(Data records)
## BEGIN

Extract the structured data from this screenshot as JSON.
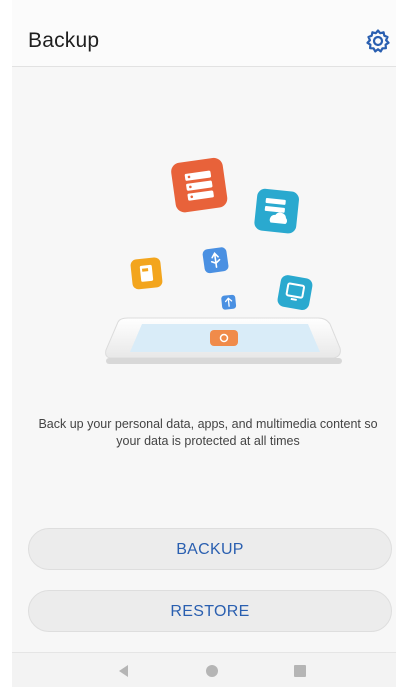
{
  "appbar": {
    "title": "Backup",
    "settings_icon": "gear-icon"
  },
  "main": {
    "description": "Back up your personal data, apps, and multimedia content so your data is protected at all times"
  },
  "actions": {
    "backup_label": "BACKUP",
    "restore_label": "RESTORE"
  },
  "navigation": {
    "back_icon": "back-triangle-icon",
    "home_icon": "home-circle-icon",
    "recent_icon": "recent-square-icon"
  },
  "colors": {
    "accent": "#2a5fb0",
    "orange": "#e8623a",
    "teal": "#2aa9cf",
    "yellow": "#f3a51d",
    "blue": "#4a90e2"
  }
}
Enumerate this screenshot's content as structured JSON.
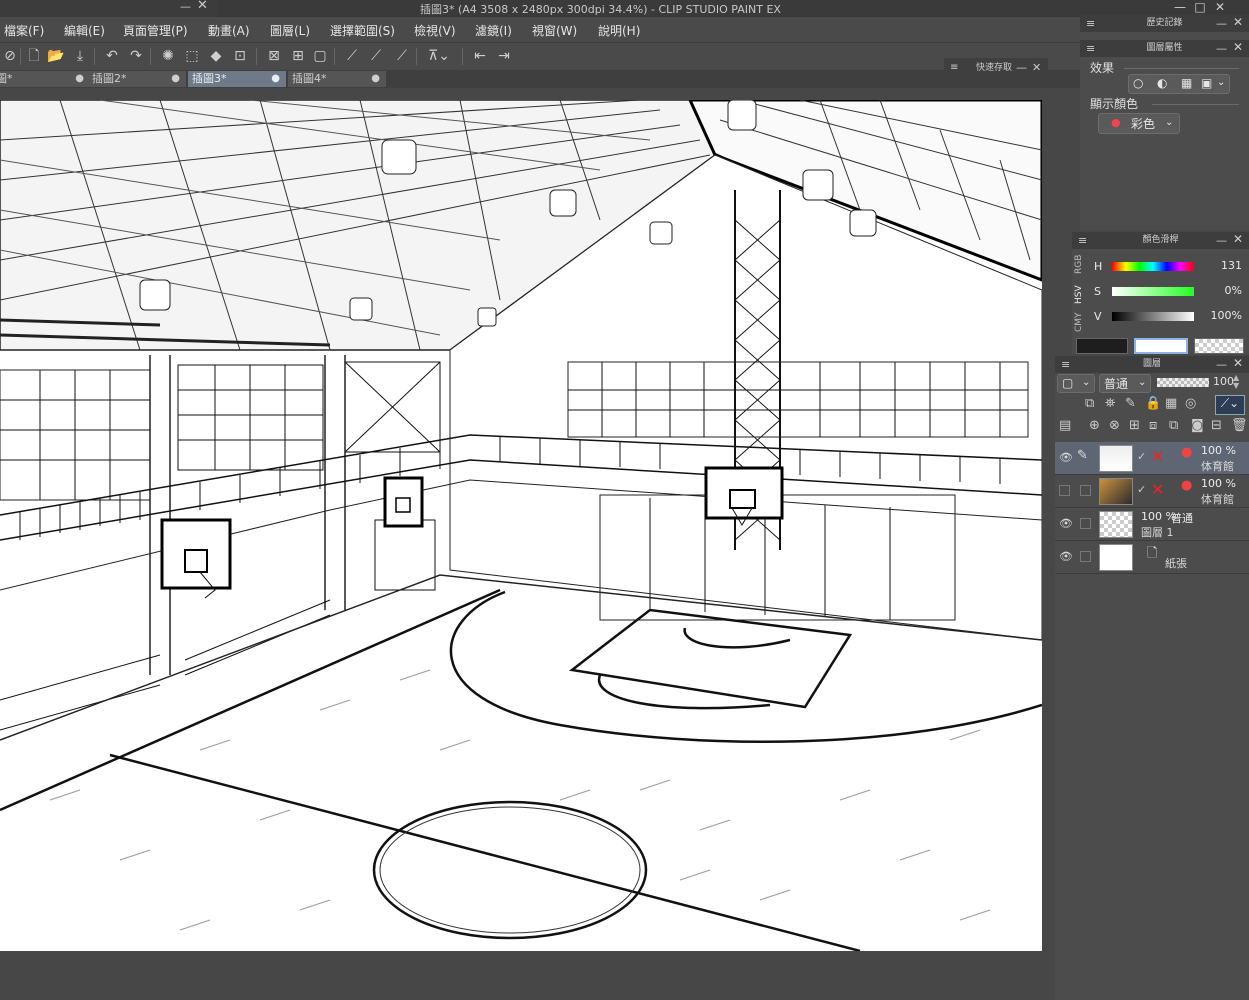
{
  "window": {
    "title": "插圖3* (A4 3508 x 2480px 300dpi 34.4%)  - CLIP STUDIO PAINT EX",
    "minimize": "—",
    "restore": "□",
    "close": "✕"
  },
  "menu": {
    "items": [
      "檔案(F)",
      "編輯(E)",
      "頁面管理(P)",
      "動畫(A)",
      "圖層(L)",
      "選擇範圍(S)",
      "檢視(V)",
      "濾鏡(I)",
      "視窗(W)",
      "說明(H)"
    ]
  },
  "doc_tabs": [
    {
      "label": "圖*"
    },
    {
      "label": "插圖2*"
    },
    {
      "label": "插圖3*"
    },
    {
      "label": "插圖4*"
    }
  ],
  "quick_save": {
    "label": "快速存取"
  },
  "history_panel": {
    "title": "歷史記錄"
  },
  "layer_property_panel": {
    "title": "圖層屬性",
    "effect_label": "效果",
    "display_color_label": "顯示顏色",
    "display_color_value": "彩色"
  },
  "color_panel": {
    "title": "顏色滑桿",
    "side_tabs": [
      "RGB",
      "HSV",
      "CMY"
    ],
    "h": {
      "label": "H",
      "value": "131"
    },
    "s": {
      "label": "S",
      "value": "0%"
    },
    "v": {
      "label": "V",
      "value": "100%"
    }
  },
  "layer_panel": {
    "title": "圖層",
    "blend_mode": "普通",
    "opacity": "100",
    "layers": [
      {
        "pct": "100 %",
        "name": "体育館",
        "visible": true,
        "active": true
      },
      {
        "pct": "100 %",
        "name": "体育館",
        "visible": false,
        "active": false
      },
      {
        "pct": "100 %",
        "mode": "普通",
        "name": "圖層 1",
        "visible": true,
        "active": false
      },
      {
        "name": "紙張",
        "visible": true,
        "active": false
      }
    ]
  },
  "colors": {
    "bg": "#474747",
    "panel": "#4c4c4c",
    "active_tab": "#6f7a88",
    "active_layer": "#5e6673"
  }
}
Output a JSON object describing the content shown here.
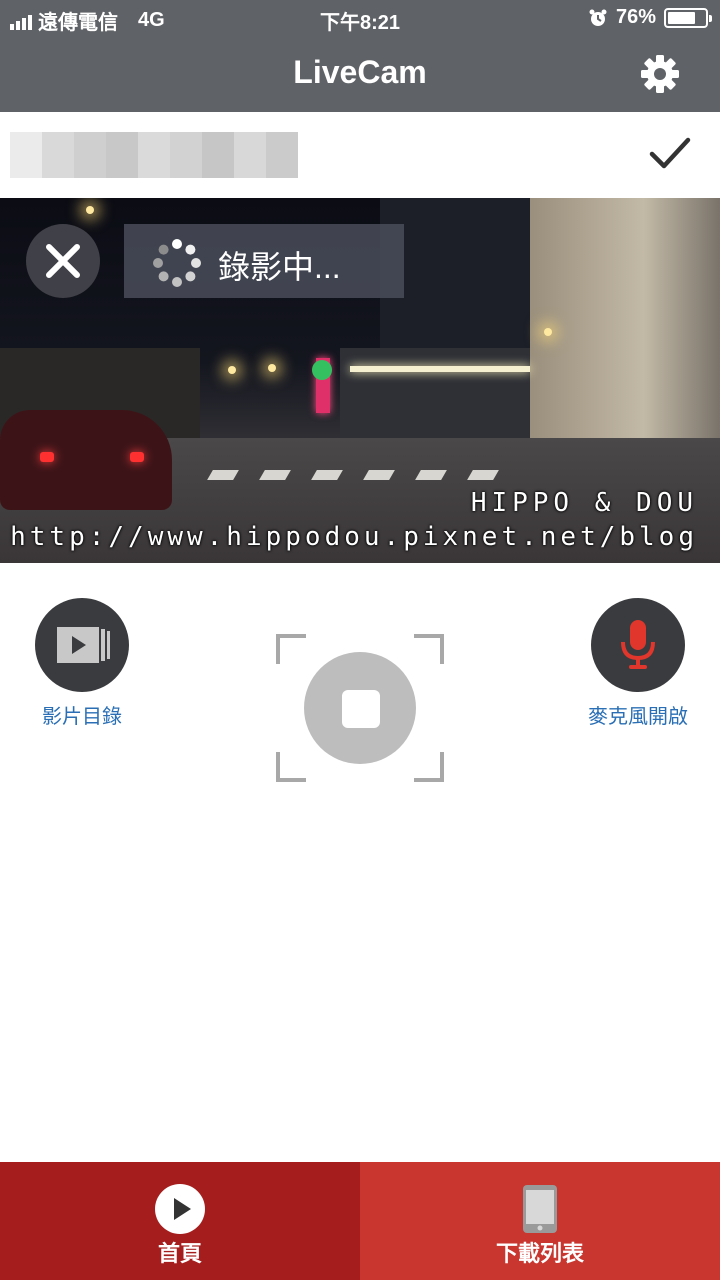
{
  "status_bar": {
    "carrier": "遠傳電信",
    "network": "4G",
    "time": "下午8:21",
    "battery_percent": "76%",
    "battery_level": 0.76,
    "icons": [
      "signal-icon",
      "alarm-icon",
      "battery-icon"
    ]
  },
  "header": {
    "title": "LiveCam",
    "settings_icon": "gear-icon"
  },
  "device_row": {
    "confirm_icon": "checkmark-icon"
  },
  "live_view": {
    "recording_status": "錄影中...",
    "close_icon": "close-icon",
    "spinner_icon": "loading-spinner-icon",
    "watermark_line1": "HIPPO & DOU",
    "watermark_line2": "http://www.hippodou.pixnet.net/blog"
  },
  "controls": {
    "video_list_label": "影片目錄",
    "video_list_icon": "video-folder-icon",
    "mic_label": "麥克風開啟",
    "mic_icon": "microphone-icon",
    "mic_color": "#e0362c",
    "stop_icon": "stop-icon"
  },
  "tabs": [
    {
      "label": "首頁",
      "icon": "play-icon",
      "active": true,
      "color": "#a51d1d"
    },
    {
      "label": "下載列表",
      "icon": "phone-icon",
      "active": false,
      "color": "#c8362f"
    }
  ]
}
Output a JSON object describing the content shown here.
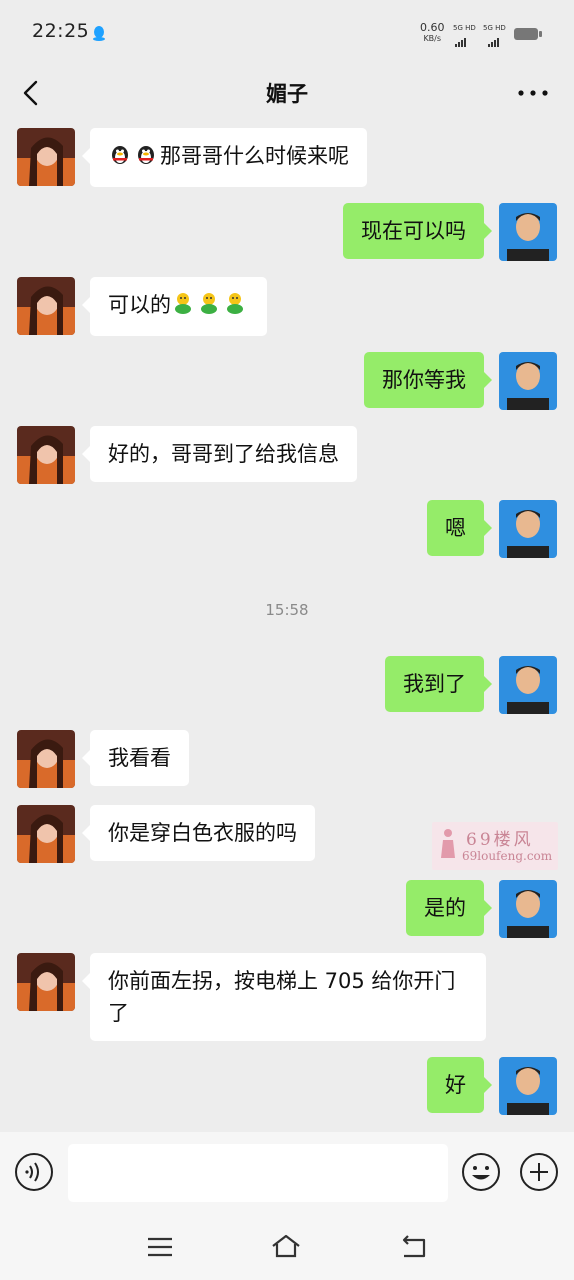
{
  "status_bar": {
    "time": "22:25",
    "net_speed": "0.60",
    "net_unit": "KB/s",
    "sim1": "5G HD",
    "sim2": "5G HD"
  },
  "header": {
    "title": "媚子"
  },
  "colors": {
    "background": "#ededed",
    "incoming_bubble": "#ffffff",
    "outgoing_bubble": "#95ec69",
    "timestamp_text": "#8a8a8a"
  },
  "messages": [
    {
      "side": "left",
      "emoji_prefix": "penguin-emoji x2",
      "text": "那哥哥什么时候来呢"
    },
    {
      "side": "right",
      "text": "现在可以吗"
    },
    {
      "side": "left",
      "text": "可以的",
      "emoji_suffix": "cute-emoji x3"
    },
    {
      "side": "right",
      "text": "那你等我"
    },
    {
      "side": "left",
      "text": "好的，哥哥到了给我信息"
    },
    {
      "side": "right",
      "text": "嗯"
    },
    {
      "side": "right",
      "text": "我到了"
    },
    {
      "side": "left",
      "text": "我看看"
    },
    {
      "side": "left",
      "text": "你是穿白色衣服的吗"
    },
    {
      "side": "right",
      "text": "是的"
    },
    {
      "side": "left",
      "text": "你前面左拐，按电梯上 705 给你开门了"
    },
    {
      "side": "right",
      "text": "好"
    }
  ],
  "timestamp": "15:58",
  "watermark": {
    "text_cn": "69楼风",
    "text_en": "69loufeng.com"
  },
  "input": {
    "value": "",
    "placeholder": ""
  },
  "icons": {
    "back": "back-arrow-icon",
    "more": "more-dots-icon",
    "voice": "voice-icon",
    "emoji": "emoji-icon",
    "plus": "plus-icon",
    "nav_menu": "menu-icon",
    "nav_home": "home-icon",
    "nav_back": "back-nav-icon"
  }
}
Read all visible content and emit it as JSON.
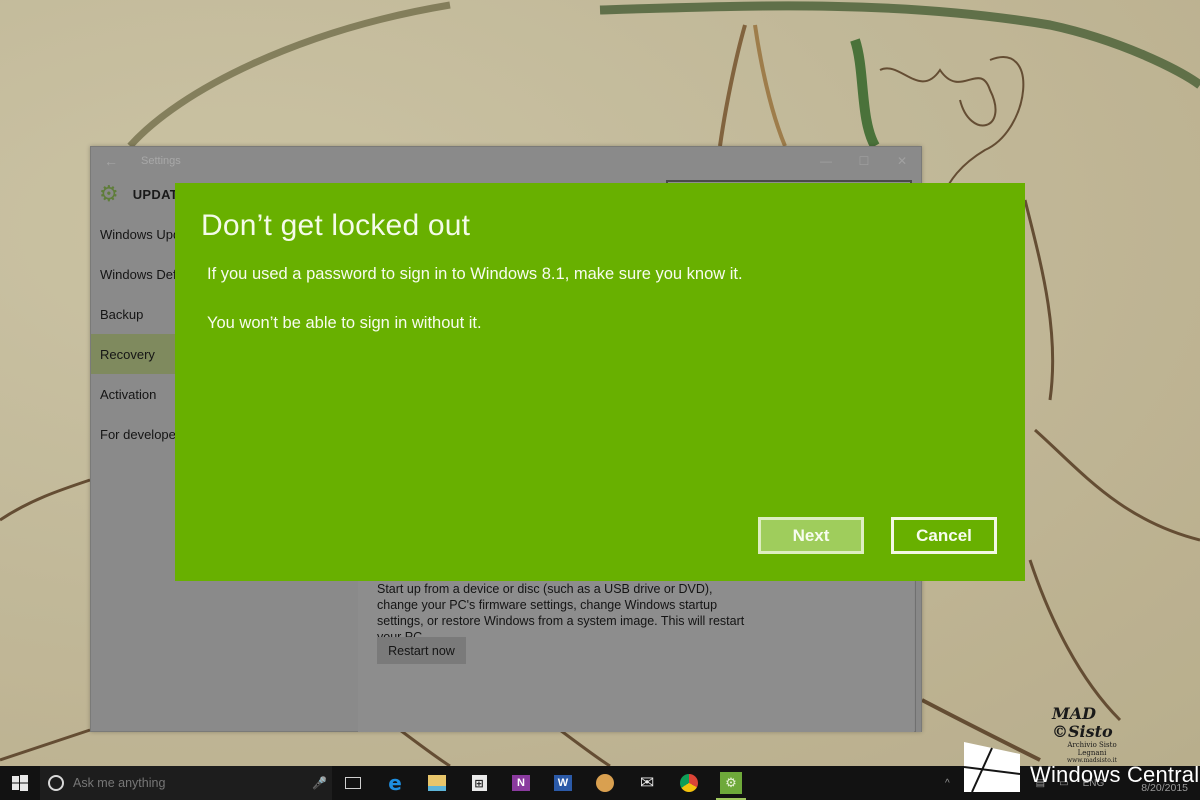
{
  "settings_window": {
    "title": "Settings",
    "section_title": "UPDATE & SECURITY",
    "controls": {
      "minimize": "—",
      "maximize": "☐",
      "close": "✕"
    },
    "back_icon": "←",
    "nav_items": [
      {
        "label": "Windows Update",
        "active": false
      },
      {
        "label": "Windows Defender",
        "active": false
      },
      {
        "label": "Backup",
        "active": false
      },
      {
        "label": "Recovery",
        "active": true
      },
      {
        "label": "Activation",
        "active": false
      },
      {
        "label": "For developers",
        "active": false
      }
    ],
    "advanced_startup": {
      "description": "Start up from a device or disc (such as a USB drive or DVD), change your PC's firmware settings, change Windows startup settings, or restore Windows from a system image. This will restart your PC.",
      "button_label": "Restart now"
    }
  },
  "dialog": {
    "title": "Don’t get locked out",
    "line1": "If you used a password to sign in to Windows 8.1, make sure you know it.",
    "line2": "You won’t be able to sign in without it.",
    "next_label": "Next",
    "cancel_label": "Cancel",
    "accent_color": "#68b000"
  },
  "taskbar": {
    "search_placeholder": "Ask me anything",
    "pinned_apps": [
      {
        "name": "task-view",
        "glyph": "▭"
      },
      {
        "name": "edge",
        "glyph": "e"
      },
      {
        "name": "file-explorer",
        "glyph": "▬"
      },
      {
        "name": "store",
        "glyph": "▣"
      },
      {
        "name": "onenote",
        "glyph": "N"
      },
      {
        "name": "word",
        "glyph": "W"
      },
      {
        "name": "paint",
        "glyph": "●"
      },
      {
        "name": "mail",
        "glyph": "✉"
      },
      {
        "name": "chrome",
        "glyph": "◉"
      },
      {
        "name": "settings",
        "glyph": "⚙"
      }
    ],
    "tray": {
      "chevron": "^",
      "volume": "🔈",
      "notifications": "▤",
      "keyboard": "▭",
      "language": "ENG",
      "date": "8/20/2015"
    }
  },
  "watermark": {
    "signature": "MAD ©Sisto",
    "archive": "Archivio Sisto Legnani",
    "url": "www.madsisto.it",
    "brand": "Windows Central"
  }
}
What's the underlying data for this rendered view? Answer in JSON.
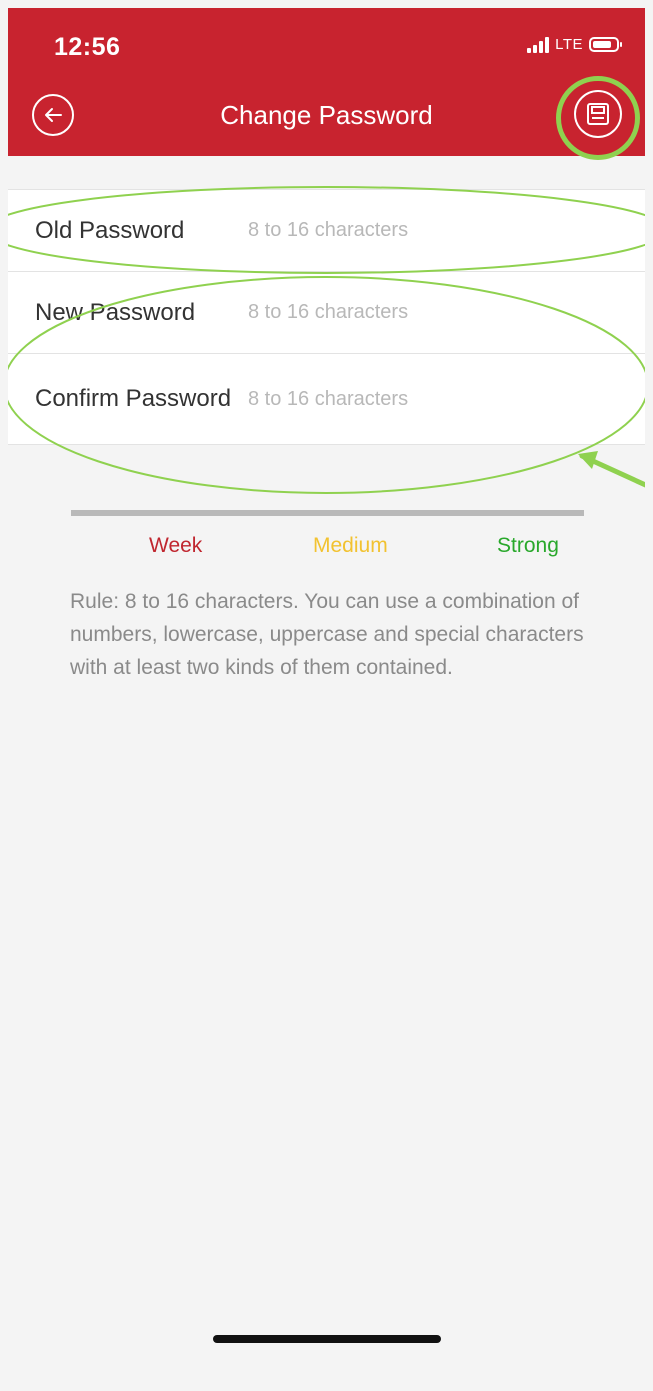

## END

Exercise instructions :: All the records need to be repeated exactly, with the images dropped.

Solution to this task ::
Extract the structured data from this screenshot as JSON.
{
  "appbar": {
    "title": "Backup",
    "settings_icon": "gear-icon"
  },
  "main": {
    "description": "Back up your personal data, apps, and multimedia content so your data is protected at all times"
  },
  "actions": {
    "backup_label": "BACKUP",
    "restore_label": "RESTORE"
  },
  "navigation": {
    "back_icon": "back-triangle-icon",
    "home_icon": "home-circle-icon",
    "recent_icon": "recent-square-icon"
  },
  "colors": {
    "accent": "#2a5fb0",
    "orange": "#e8623a",
    "teal": "#2aa9cf",
    "yellow": "#f3a51d",
    "blue": "#4a90e2"
  }
}
Enumerate this screenshot's content as structured JSON.
{
  "window": {
    "title": "插圖3* (A4 3508 x 2480px 300dpi 34.4%)  - CLIP STUDIO PAINT EX",
    "minimize": "—",
    "restore": "□",
    "close": "✕"
  },
  "menu": {
    "items": [
      "檔案(F)",
      "編輯(E)",
      "頁面管理(P)",
      "動畫(A)",
      "圖層(L)",
      "選擇範圍(S)",
      "檢視(V)",
      "濾鏡(I)",
      "視窗(W)",
      "說明(H)"
    ]
  },
  "doc_tabs": [
    {
      "label": "圖*"
    },
    {
      "label": "插圖2*"
    },
    {
      "label": "插圖3*"
    },
    {
      "label": "插圖4*"
    }
  ],
  "quick_save": {
    "label": "快速存取"
  },
  "history_panel": {
    "title": "歷史記錄"
  },
  "layer_property_panel": {
    "title": "圖層屬性",
    "effect_label": "效果",
    "display_color_label": "顯示顏色",
    "display_color_value": "彩色"
  },
  "color_panel": {
    "title": "顏色滑桿",
    "side_tabs": [
      "RGB",
      "HSV",
      "CMY"
    ],
    "h": {
      "label": "H",
      "value": "131"
    },
    "s": {
      "label": "S",
      "value": "0%"
    },
    "v": {
      "label": "V",
      "value": "100%"
    }
  },
  "layer_panel": {
    "title": "圖層",
    "blend_mode": "普通",
    "opacity": "100",
    "layers": [
      {
        "pct": "100 %",
        "name": "体育館",
        "visible": true,
        "active": true
      },
      {
        "pct": "100 %",
        "name": "体育館",
        "visible": false,
        "active": false
      },
      {
        "pct": "100 %",
        "mode": "普通",
        "name": "圖層 1",
        "visible": true,
        "active": false
      },
      {
        "name": "紙張",
        "visible": true,
        "active": false
      }
    ]
  },
  "colors": {
    "bg": "#474747",
    "panel": "#4c4c4c",
    "active_tab": "#6f7a88",
    "active_layer": "#5e6673"
  }
}
Output a JSON object describing the content shown here.
{
  "status_bar": {
    "carrier": "遠傳電信",
    "network": "4G",
    "time": "下午8:21",
    "battery_percent": "76%",
    "battery_level": 0.76,
    "icons": [
      "signal-icon",
      "alarm-icon",
      "battery-icon"
    ]
  },
  "header": {
    "title": "LiveCam",
    "settings_icon": "gear-icon"
  },
  "device_row": {
    "confirm_icon": "checkmark-icon"
  },
  "live_view": {
    "recording_status": "錄影中...",
    "close_icon": "close-icon",
    "spinner_icon": "loading-spinner-icon",
    "watermark_line1": "HIPPO & DOU",
    "watermark_line2": "http://www.hippodou.pixnet.net/blog"
  },
  "controls": {
    "video_list_label": "影片目錄",
    "video_list_icon": "video-folder-icon",
    "mic_label": "麥克風開啟",
    "mic_icon": "microphone-icon",
    "mic_color": "#e0362c",
    "stop_icon": "stop-icon"
  },
  "tabs": [
    {
      "label": "首頁",
      "icon": "play-icon",
      "active": true,
      "color": "#a51d1d"
    },
    {
      "label": "下載列表",
      "icon": "phone-icon",
      "active": false,
      "color": "#c8362f"
    }
  ]
}
Output a JSON object describing the content shown here.
{
  "status_bar": {
    "time": "22:25",
    "net_speed": "0.60",
    "net_unit": "KB/s",
    "sim1": "5G HD",
    "sim2": "5G HD"
  },
  "header": {
    "title": "媚子"
  },
  "colors": {
    "background": "#ededed",
    "incoming_bubble": "#ffffff",
    "outgoing_bubble": "#95ec69",
    "timestamp_text": "#8a8a8a"
  },
  "messages": [
    {
      "side": "left",
      "emoji_prefix": "penguin-emoji x2",
      "text": "那哥哥什么时候来呢"
    },
    {
      "side": "right",
      "text": "现在可以吗"
    },
    {
      "side": "left",
      "text": "可以的",
      "emoji_suffix": "cute-emoji x3"
    },
    {
      "side": "right",
      "text": "那你等我"
    },
    {
      "side": "left",
      "text": "好的，哥哥到了给我信息"
    },
    {
      "side": "right",
      "text": "嗯"
    },
    {
      "side": "right",
      "text": "我到了"
    },
    {
      "side": "left",
      "text": "我看看"
    },
    {
      "side": "left",
      "text": "你是穿白色衣服的吗"
    },
    {
      "side": "right",
      "text": "是的"
    },
    {
      "side": "left",
      "text": "你前面左拐，按电梯上 705 给你开门了"
    },
    {
      "side": "right",
      "text": "好"
    }
  ],
  "timestamp": "15:58",
  "watermark": {
    "text_cn": "69楼风",
    "text_en": "69loufeng.com"
  },
  "input": {
    "value": "",
    "placeholder": ""
  },
  "icons": {
    "back": "back-arrow-icon",
    "more": "more-dots-icon",
    "voice": "voice-icon",
    "emoji": "emoji-icon",
    "plus": "plus-icon",
    "nav_menu": "menu-icon",
    "nav_home": "home-icon",
    "nav_back": "back-nav-icon"
  }
}
Read all visible content and emit it as JSON.
{
  "settings_window": {
    "title": "Settings",
    "section_title": "UPDATE & SECURITY",
    "controls": {
      "minimize": "—",
      "maximize": "☐",
      "close": "✕"
    },
    "back_icon": "←",
    "nav_items": [
      {
        "label": "Windows Update",
        "active": false
      },
      {
        "label": "Windows Defender",
        "active": false
      },
      {
        "label": "Backup",
        "active": false
      },
      {
        "label": "Recovery",
        "active": true
      },
      {
        "label": "Activation",
        "active": false
      },
      {
        "label": "For developers",
        "active": false
      }
    ],
    "advanced_startup": {
      "description": "Start up from a device or disc (such as a USB drive or DVD), change your PC's firmware settings, change Windows startup settings, or restore Windows from a system image. This will restart your PC.",
      "button_label": "Restart now"
    }
  },
  "dialog": {
    "title": "Don’t get locked out",
    "line1": "If you used a password to sign in to Windows 8.1, make sure you know it.",
    "line2": "You won’t be able to sign in without it.",
    "next_label": "Next",
    "cancel_label": "Cancel",
    "accent_color": "#68b000"
  },
  "taskbar": {
    "search_placeholder": "Ask me anything",
    "pinned_apps": [
      {
        "name": "task-view",
        "glyph": "▭"
      },
      {
        "name": "edge",
        "glyph": "e"
      },
      {
        "name": "file-explorer",
        "glyph": "▬"
      },
      {
        "name": "store",
        "glyph": "▣"
      },
      {
        "name": "onenote",
        "glyph": "N"
      },
      {
        "name": "word",
        "glyph": "W"
      },
      {
        "name": "paint",
        "glyph": "●"
      },
      {
        "name": "mail",
        "glyph": "✉"
      },
      {
        "name": "chrome",
        "glyph": "◉"
      },
      {
        "name": "settings",
        "glyph": "⚙"
      }
    ],
    "tray": {
      "chevron": "^",
      "volume": "🔈",
      "notifications": "▤",
      "keyboard": "▭",
      "language": "ENG",
      "date": "8/20/2015"
    }
  },
  "watermark": {
    "signature": "MAD ©Sisto",
    "archive": "Archivio Sisto Legnani",
    "url": "www.madsisto.it",
    "brand": "Windows Central"
  }
}
What's the underlying data for this rendered view? Answer in JSON.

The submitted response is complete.